(TASK):
Report back each line of the data that contains the word "Glucides".

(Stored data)
↓

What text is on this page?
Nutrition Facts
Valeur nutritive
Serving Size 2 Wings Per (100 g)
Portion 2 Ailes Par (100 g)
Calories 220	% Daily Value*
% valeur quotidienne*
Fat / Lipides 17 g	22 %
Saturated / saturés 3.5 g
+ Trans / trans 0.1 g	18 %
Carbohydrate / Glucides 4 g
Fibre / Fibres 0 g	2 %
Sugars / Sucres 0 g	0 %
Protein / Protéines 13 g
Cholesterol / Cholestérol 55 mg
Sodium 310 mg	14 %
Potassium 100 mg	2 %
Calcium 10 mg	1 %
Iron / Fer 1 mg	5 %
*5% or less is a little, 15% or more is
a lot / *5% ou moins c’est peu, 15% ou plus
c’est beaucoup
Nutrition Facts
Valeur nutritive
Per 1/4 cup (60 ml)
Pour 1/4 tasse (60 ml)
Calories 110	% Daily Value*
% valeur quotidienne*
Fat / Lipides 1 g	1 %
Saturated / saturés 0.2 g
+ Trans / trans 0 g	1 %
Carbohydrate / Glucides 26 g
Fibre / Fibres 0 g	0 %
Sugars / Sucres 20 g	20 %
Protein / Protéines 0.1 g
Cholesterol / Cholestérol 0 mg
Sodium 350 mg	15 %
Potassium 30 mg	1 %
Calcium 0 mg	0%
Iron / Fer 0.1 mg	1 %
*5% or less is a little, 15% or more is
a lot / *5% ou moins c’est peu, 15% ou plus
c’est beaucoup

↑

(ANSWER BOX):
Carbohydrate / Glucides 4 g
Carbohydrate / Glucides 26 g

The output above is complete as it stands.